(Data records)
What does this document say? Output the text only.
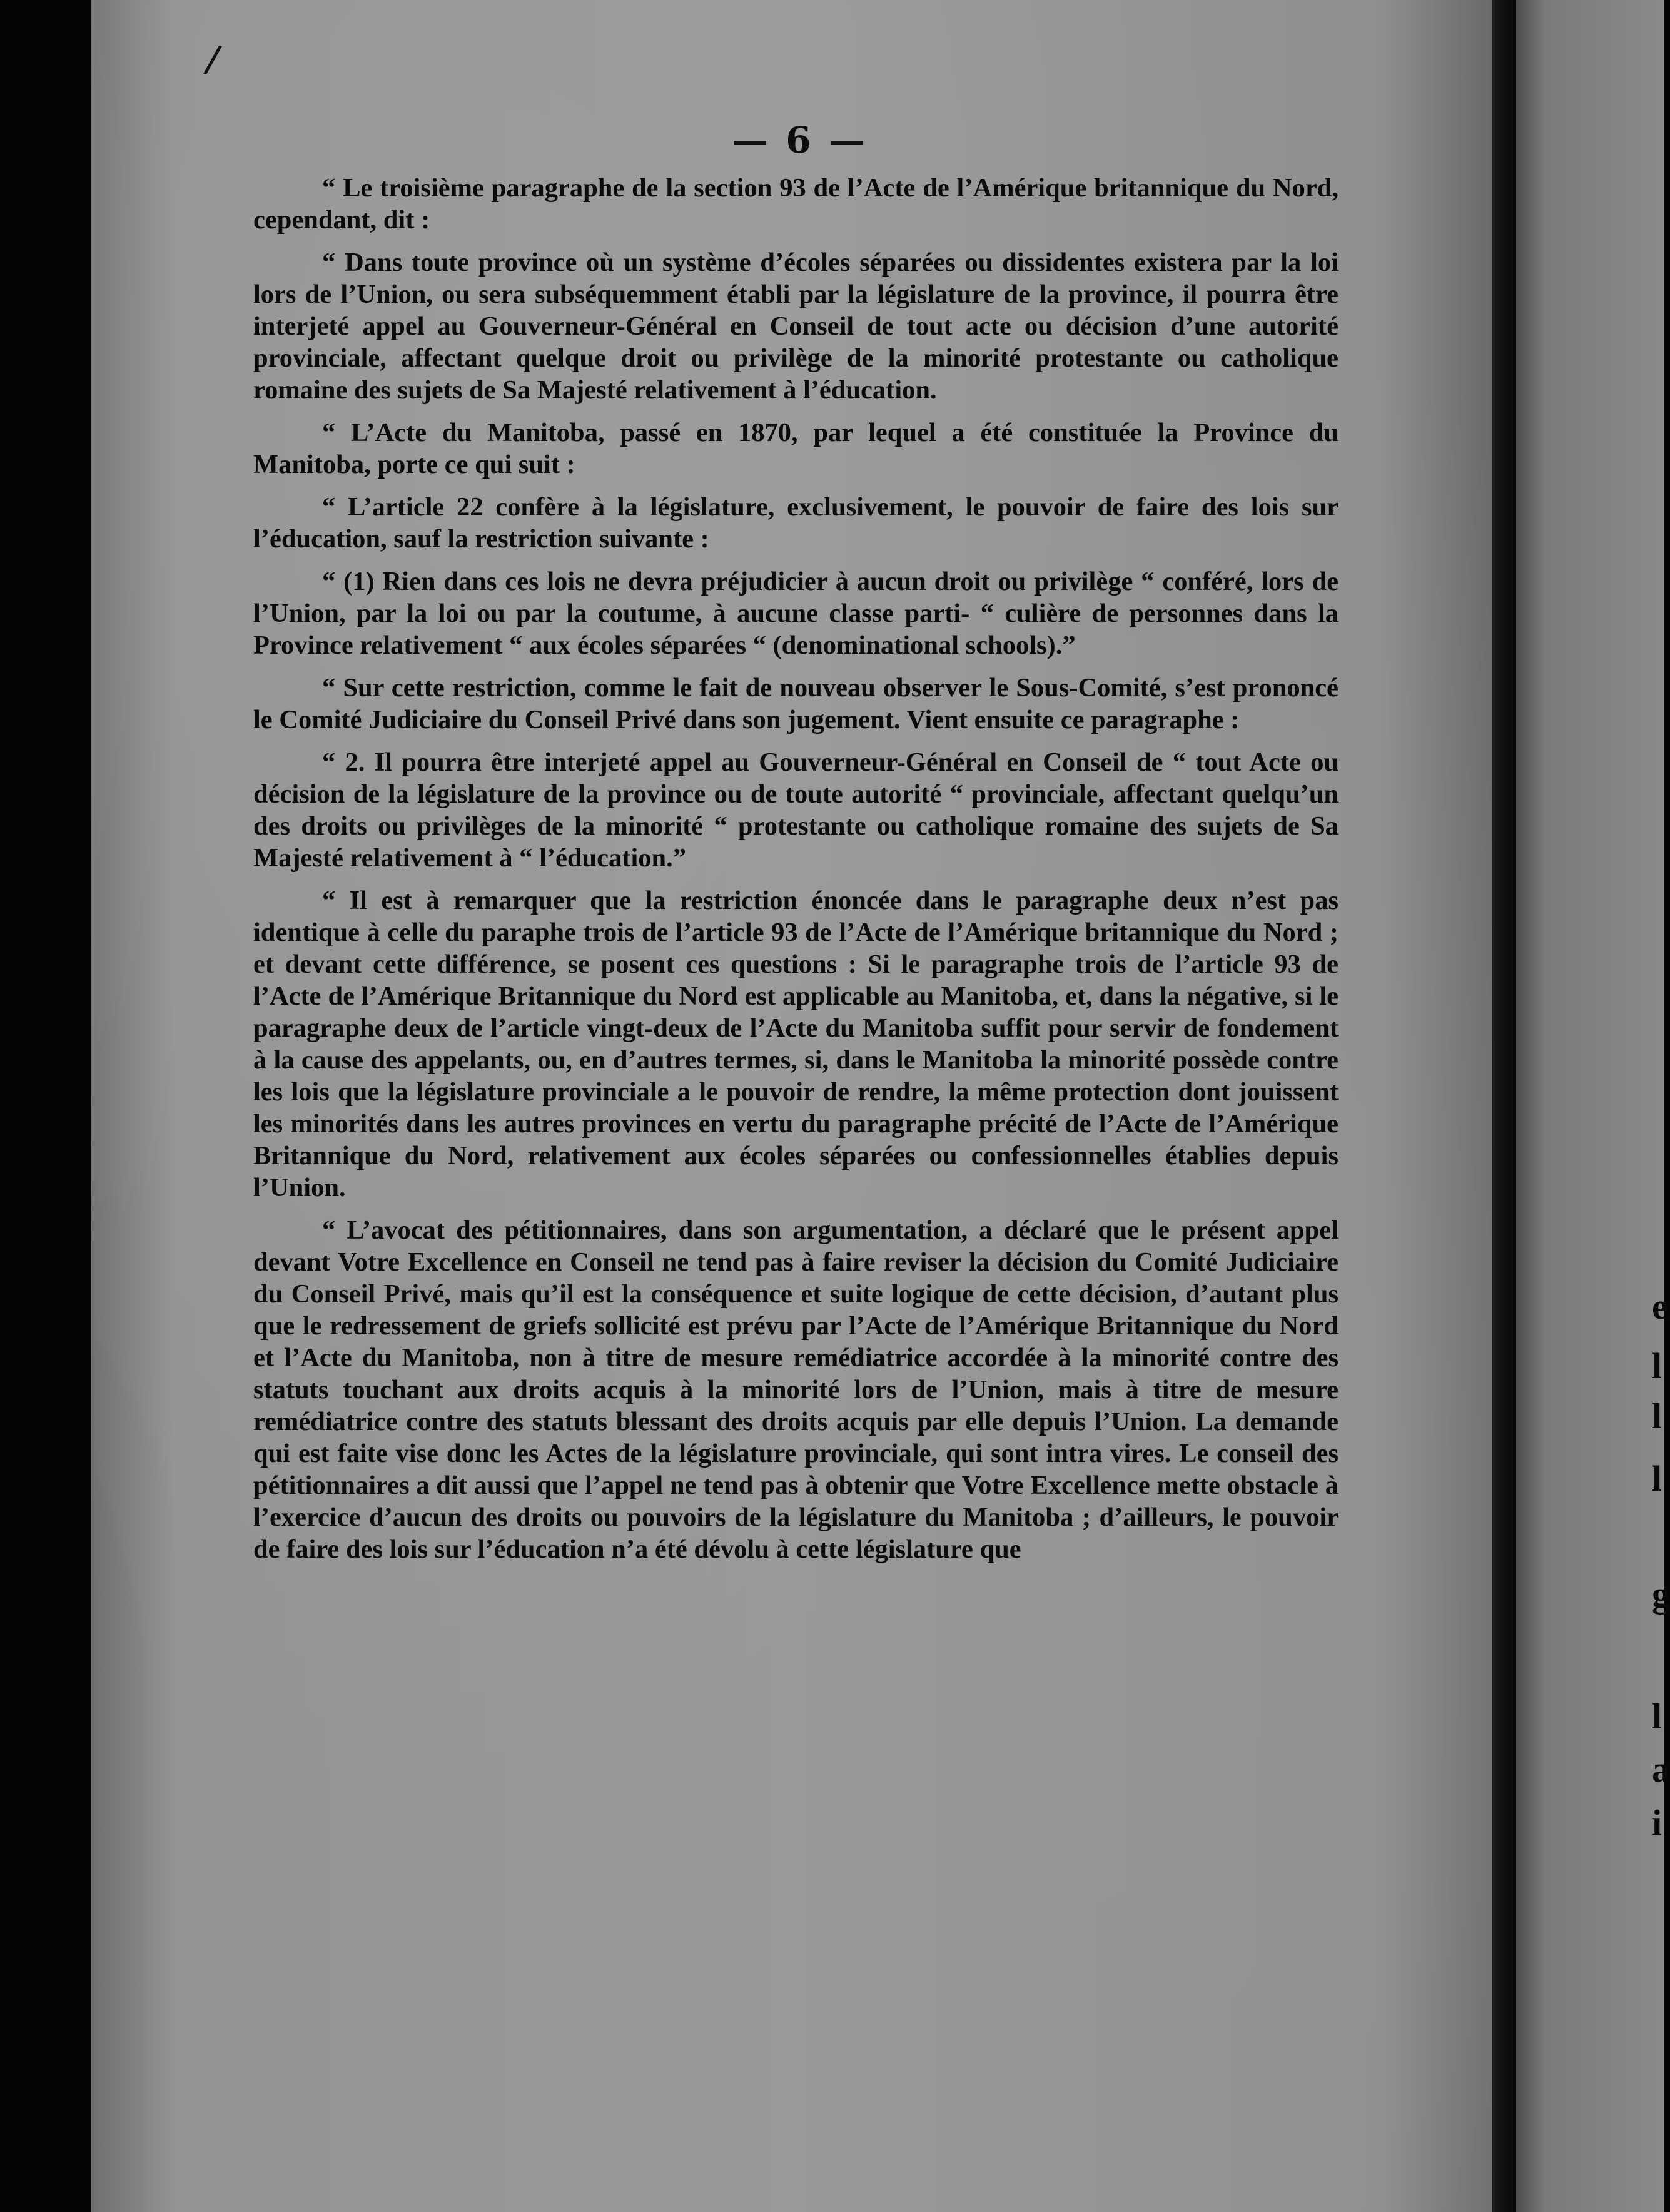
e
l
l
l
g
l
a
i
/
— 6 —

“ Le troisième paragraphe de la section 93 de l’Acte de l’Amérique britannique du Nord, cependant, dit :

“ Dans toute province où un système d’écoles séparées ou dissidentes existera par la loi lors de l’Union, ou sera subséquemment établi par la législature de la province, il pourra être interjeté appel au Gouverneur-Général en Conseil de tout acte ou décision d’une autorité provinciale, affectant quelque droit ou privilège de la minorité protestante ou catholique romaine des sujets de Sa Majesté relativement à l’éducation.

“ L’Acte du Manitoba, passé en 1870, par lequel a été constituée la Province du Manitoba, porte ce qui suit :

“ L’article 22 confère à la législature, exclusivement, le pouvoir de faire des lois sur l’éducation, sauf la restriction suivante :

“ (1) Rien dans ces lois ne devra préjudicier à aucun droit ou privilège “ conféré, lors de l’Union, par la loi ou par la coutume, à aucune classe parti- “ culière de personnes dans la Province relativement “ aux écoles séparées “ (denominational schools).”

“ Sur cette restriction, comme le fait de nouveau observer le Sous-Comité, s’est prononcé le Comité Judiciaire du Conseil Privé dans son jugement. Vient ensuite ce paragraphe :

“ 2. Il pourra être interjeté appel au Gouverneur-Général en Conseil de “ tout Acte ou décision de la législature de la province ou de toute autorité “ provinciale, affectant quelqu’un des droits ou privilèges de la minorité “ protestante ou catholique romaine des sujets de Sa Majesté relativement à “ l’éducation.”

“ Il est à remarquer que la restriction énoncée dans le paragraphe deux n’est pas identique à celle du paraphe trois de l’article 93 de l’Acte de l’Amérique britannique du Nord ; et devant cette différence, se posent ces questions : Si le paragraphe trois de l’article 93 de l’Acte de l’Amérique Britannique du Nord est applicable au Manitoba, et, dans la négative, si le paragraphe deux de l’article vingt-deux de l’Acte du Manitoba suffit pour servir de fondement à la cause des appelants, ou, en d’autres termes, si, dans le Manitoba la minorité possède contre les lois que la législature provinciale a le pouvoir de rendre, la même protection dont jouissent les minorités dans les autres provinces en vertu du paragraphe précité de l’Acte de l’Amérique Britannique du Nord, relativement aux écoles séparées ou confessionnelles établies depuis l’Union.

“ L’avocat des pétitionnaires, dans son argumentation, a déclaré que le présent appel devant Votre Excellence en Conseil ne tend pas à faire reviser la décision du Comité Judiciaire du Conseil Privé, mais qu’il est la conséquence et suite logique de cette décision, d’autant plus que le redressement de griefs sollicité est prévu par l’Acte de l’Amérique Britannique du Nord et l’Acte du Manitoba, non à titre de mesure remédiatrice accordée à la minorité contre des statuts touchant aux droits acquis à la minorité lors de l’Union, mais à titre de mesure remédiatrice contre des statuts blessant des droits acquis par elle depuis l’Union. La demande qui est faite vise donc les Actes de la législature provinciale, qui sont intra vires. Le conseil des pétitionnaires a dit aussi que l’appel ne tend pas à obtenir que Votre Excellence mette obstacle à l’exercice d’aucun des droits ou pouvoirs de la législature du Manitoba ; d’ailleurs, le pouvoir de faire des lois sur l’éducation n’a été dévolu à cette législature que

Task objective: Show every line above in which the word "Privé" occurs.

Final result:
“ Sur cette restriction, comme le fait de nouveau observer le Sous-Comité, s’est prononcé le Comité Judiciaire du Conseil Privé dans son jugement. Vient ensuite ce paragraphe :
“ L’avocat des pétitionnaires, dans son argumentation, a déclaré que le présent appel devant Votre Excellence en Conseil ne tend pas à faire reviser la décision du Comité Judiciaire du Conseil Privé, mais qu’il est la conséquence et suite logique de cette décision, d’autant plus que le redressement de griefs sollicité est prévu par l’Acte de l’Amérique Britannique du Nord et l’Acte du Manitoba, non à titre de mesure remédiatrice accordée à la minorité contre des statuts touchant aux droits acquis à la minorité lors de l’Union, mais à titre de mesure remédiatrice contre des statuts blessant des droits acquis par elle depuis l’Union. La demande qui est faite vise donc les Actes de la législature provinciale, qui sont intra vires. Le conseil des pétitionnaires a dit aussi que l’appel ne tend pas à obtenir que Votre Excellence mette obstacle à l’exercice d’aucun des droits ou pouvoirs de la législature du Manitoba ; d’ailleurs, le pouvoir de faire des lois sur l’éducation n’a été dévolu à cette législature que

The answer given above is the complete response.